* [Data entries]
Begin

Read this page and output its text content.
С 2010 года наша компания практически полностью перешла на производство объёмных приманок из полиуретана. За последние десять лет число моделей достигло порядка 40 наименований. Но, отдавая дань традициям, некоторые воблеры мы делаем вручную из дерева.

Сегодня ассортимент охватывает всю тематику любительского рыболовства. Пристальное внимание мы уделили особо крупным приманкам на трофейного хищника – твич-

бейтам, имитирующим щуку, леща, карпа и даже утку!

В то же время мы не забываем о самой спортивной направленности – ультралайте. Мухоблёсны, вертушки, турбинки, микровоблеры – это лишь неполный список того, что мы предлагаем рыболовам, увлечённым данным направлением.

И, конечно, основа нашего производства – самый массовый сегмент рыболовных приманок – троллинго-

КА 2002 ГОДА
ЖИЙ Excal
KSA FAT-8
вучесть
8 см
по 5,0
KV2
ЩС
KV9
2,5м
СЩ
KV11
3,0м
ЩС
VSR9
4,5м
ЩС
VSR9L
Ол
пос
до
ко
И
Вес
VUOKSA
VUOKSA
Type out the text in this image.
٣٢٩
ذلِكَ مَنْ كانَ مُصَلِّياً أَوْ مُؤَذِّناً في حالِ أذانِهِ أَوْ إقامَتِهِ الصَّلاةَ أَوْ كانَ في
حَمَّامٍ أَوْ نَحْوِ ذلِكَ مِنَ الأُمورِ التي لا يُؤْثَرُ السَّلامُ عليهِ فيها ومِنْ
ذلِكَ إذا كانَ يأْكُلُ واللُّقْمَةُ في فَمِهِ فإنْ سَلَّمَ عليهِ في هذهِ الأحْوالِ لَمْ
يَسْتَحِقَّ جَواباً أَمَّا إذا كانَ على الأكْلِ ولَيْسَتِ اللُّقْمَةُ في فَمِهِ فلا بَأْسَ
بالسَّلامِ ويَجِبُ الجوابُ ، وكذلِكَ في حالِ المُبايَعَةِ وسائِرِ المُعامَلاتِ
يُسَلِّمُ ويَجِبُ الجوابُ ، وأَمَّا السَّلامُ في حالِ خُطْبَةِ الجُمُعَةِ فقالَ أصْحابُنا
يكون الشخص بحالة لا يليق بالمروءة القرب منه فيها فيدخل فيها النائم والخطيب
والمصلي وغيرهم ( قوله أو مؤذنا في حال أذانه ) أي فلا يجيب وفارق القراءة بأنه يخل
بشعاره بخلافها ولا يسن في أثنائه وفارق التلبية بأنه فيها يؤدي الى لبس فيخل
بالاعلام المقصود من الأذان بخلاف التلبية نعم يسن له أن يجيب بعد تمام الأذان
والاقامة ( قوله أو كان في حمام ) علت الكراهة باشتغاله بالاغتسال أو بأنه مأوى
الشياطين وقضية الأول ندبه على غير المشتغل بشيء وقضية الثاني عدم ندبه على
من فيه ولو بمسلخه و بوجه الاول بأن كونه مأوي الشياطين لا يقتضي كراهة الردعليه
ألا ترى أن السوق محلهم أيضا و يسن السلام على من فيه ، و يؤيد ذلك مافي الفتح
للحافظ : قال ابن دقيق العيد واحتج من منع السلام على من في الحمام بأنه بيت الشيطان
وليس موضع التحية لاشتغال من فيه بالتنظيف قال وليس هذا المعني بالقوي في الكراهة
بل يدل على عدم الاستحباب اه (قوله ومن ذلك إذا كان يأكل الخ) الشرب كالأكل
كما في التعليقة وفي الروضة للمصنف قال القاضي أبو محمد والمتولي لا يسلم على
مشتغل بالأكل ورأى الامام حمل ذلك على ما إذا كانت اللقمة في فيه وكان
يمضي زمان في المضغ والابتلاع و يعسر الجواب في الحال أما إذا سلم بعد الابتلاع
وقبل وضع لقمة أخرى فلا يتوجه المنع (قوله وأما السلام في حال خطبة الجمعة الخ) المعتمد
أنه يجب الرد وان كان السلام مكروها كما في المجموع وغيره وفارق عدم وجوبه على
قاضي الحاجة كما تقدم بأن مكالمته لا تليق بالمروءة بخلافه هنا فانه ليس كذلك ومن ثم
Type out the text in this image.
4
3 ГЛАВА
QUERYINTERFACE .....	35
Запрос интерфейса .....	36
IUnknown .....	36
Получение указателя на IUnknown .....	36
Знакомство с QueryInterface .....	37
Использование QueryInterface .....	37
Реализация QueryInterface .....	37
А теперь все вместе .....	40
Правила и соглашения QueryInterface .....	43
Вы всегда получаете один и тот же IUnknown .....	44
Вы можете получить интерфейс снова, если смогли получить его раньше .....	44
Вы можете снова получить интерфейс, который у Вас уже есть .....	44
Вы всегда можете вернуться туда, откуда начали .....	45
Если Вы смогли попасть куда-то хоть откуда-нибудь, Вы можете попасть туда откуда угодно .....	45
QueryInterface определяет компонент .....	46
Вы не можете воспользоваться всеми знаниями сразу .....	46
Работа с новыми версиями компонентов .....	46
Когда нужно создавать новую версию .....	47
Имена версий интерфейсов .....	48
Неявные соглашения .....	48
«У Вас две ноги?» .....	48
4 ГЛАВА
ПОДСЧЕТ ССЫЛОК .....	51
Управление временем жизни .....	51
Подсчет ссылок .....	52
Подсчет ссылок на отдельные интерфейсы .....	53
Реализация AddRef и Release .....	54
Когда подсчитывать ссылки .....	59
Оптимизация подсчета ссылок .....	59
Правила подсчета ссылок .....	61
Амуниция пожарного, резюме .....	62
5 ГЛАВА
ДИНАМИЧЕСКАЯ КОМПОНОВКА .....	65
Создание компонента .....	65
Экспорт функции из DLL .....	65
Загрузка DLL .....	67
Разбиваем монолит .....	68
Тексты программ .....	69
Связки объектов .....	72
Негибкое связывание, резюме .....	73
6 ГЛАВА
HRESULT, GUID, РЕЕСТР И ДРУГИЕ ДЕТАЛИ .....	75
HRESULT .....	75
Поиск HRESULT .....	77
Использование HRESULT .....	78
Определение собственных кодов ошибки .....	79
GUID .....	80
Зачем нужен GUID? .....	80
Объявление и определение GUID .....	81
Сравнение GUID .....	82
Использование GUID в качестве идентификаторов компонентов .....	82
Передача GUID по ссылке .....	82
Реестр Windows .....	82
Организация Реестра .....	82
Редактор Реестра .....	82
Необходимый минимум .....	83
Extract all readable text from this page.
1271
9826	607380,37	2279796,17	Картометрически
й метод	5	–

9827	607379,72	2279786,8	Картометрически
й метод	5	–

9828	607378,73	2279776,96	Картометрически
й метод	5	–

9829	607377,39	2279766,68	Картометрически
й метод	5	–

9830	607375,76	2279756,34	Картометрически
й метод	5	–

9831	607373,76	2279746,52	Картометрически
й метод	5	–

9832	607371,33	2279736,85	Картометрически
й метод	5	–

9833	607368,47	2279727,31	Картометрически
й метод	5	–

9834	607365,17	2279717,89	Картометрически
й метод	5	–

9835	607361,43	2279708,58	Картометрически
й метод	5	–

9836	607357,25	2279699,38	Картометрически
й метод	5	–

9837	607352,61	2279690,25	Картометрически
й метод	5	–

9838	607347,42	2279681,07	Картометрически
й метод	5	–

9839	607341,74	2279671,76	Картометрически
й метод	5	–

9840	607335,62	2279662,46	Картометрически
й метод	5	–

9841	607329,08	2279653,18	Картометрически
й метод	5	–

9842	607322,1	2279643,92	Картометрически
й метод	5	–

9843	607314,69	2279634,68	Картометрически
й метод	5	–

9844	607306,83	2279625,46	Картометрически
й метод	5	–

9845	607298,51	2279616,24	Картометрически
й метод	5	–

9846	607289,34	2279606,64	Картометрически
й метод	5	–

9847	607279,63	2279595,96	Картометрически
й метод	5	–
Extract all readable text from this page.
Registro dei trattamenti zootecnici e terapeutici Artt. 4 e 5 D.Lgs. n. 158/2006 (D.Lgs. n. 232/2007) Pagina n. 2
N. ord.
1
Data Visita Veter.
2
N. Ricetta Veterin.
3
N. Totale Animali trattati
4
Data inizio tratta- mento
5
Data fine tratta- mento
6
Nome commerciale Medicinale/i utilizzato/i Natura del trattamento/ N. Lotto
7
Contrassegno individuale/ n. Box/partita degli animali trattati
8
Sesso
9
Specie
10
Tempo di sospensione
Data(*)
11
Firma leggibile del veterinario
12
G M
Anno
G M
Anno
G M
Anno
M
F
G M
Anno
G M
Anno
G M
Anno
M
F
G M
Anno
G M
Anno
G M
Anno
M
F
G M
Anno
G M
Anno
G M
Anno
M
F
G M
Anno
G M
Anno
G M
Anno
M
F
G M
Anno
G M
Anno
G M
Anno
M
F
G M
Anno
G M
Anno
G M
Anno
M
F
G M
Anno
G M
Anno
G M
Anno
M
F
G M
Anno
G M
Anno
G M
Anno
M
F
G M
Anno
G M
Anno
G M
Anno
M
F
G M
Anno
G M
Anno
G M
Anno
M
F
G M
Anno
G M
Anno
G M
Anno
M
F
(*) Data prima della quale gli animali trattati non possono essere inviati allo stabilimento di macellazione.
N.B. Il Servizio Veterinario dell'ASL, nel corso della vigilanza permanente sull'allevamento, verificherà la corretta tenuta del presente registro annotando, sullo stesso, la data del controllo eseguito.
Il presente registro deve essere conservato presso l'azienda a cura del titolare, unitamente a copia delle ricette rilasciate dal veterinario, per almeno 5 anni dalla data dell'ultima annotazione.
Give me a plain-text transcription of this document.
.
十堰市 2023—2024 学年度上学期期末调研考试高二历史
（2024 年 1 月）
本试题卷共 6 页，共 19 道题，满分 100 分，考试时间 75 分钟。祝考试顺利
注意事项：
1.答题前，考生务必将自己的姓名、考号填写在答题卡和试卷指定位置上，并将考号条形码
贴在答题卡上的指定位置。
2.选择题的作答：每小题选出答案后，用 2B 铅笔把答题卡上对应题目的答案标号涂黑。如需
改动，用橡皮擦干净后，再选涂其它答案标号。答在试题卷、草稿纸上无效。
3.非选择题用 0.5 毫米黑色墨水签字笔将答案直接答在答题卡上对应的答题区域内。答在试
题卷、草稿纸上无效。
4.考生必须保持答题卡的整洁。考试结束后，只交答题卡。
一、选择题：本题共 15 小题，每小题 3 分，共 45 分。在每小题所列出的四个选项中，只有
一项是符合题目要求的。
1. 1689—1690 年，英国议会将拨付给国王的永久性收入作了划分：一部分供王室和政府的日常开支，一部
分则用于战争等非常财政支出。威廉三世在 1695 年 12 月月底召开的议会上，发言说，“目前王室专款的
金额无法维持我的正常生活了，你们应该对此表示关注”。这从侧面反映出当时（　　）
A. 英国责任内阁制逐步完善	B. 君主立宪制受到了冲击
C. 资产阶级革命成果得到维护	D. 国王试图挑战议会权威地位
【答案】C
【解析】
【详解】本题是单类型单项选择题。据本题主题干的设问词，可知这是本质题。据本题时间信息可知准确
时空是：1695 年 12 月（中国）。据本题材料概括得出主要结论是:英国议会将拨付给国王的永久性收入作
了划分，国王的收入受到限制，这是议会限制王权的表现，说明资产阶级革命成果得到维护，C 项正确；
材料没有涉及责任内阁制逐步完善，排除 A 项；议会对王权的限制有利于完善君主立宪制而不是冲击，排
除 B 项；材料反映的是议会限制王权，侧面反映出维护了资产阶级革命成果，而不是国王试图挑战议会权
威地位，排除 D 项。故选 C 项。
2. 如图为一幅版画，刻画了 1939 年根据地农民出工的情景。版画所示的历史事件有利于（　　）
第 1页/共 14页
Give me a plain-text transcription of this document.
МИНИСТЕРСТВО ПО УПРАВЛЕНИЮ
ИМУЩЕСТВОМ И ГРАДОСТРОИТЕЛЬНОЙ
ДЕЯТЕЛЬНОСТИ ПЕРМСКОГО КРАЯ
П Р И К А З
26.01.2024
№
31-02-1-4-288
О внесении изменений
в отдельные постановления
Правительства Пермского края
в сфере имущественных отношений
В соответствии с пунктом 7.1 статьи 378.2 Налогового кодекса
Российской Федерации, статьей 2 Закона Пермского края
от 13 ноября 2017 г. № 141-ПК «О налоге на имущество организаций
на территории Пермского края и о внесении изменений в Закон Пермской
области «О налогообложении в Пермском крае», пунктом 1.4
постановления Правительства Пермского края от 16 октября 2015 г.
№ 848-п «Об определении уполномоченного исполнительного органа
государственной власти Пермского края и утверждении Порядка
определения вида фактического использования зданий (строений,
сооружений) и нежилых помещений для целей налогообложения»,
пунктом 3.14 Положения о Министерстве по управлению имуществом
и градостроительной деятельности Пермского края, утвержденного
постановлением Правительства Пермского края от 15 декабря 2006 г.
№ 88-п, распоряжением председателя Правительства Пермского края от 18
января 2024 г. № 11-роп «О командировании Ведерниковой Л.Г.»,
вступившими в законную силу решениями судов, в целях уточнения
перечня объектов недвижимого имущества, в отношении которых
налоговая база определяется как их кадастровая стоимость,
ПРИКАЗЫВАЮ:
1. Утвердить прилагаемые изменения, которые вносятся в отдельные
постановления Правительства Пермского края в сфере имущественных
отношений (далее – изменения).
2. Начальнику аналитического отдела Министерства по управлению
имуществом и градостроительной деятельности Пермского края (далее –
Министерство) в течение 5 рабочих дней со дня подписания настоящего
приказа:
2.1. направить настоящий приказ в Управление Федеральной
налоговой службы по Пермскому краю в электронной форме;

End

* [What to do]
Return all lines with the word "الجواب" in them.

* [Written response]
بالسَّلامِ ويَجِبُ الجوابُ ، وكذلِكَ في حالِ المُبايَعَةِ وسائِرِ المُعامَلاتِ
يُسَلِّمُ ويَجِبُ الجوابُ ، وأَمَّا السَّلامُ في حالِ خُطْبَةِ الجُمُعَةِ فقالَ أصْحابُنا
يمضي زمان في المضغ والابتلاع و يعسر الجواب في الحال أما إذا سلم بعد الابتلاع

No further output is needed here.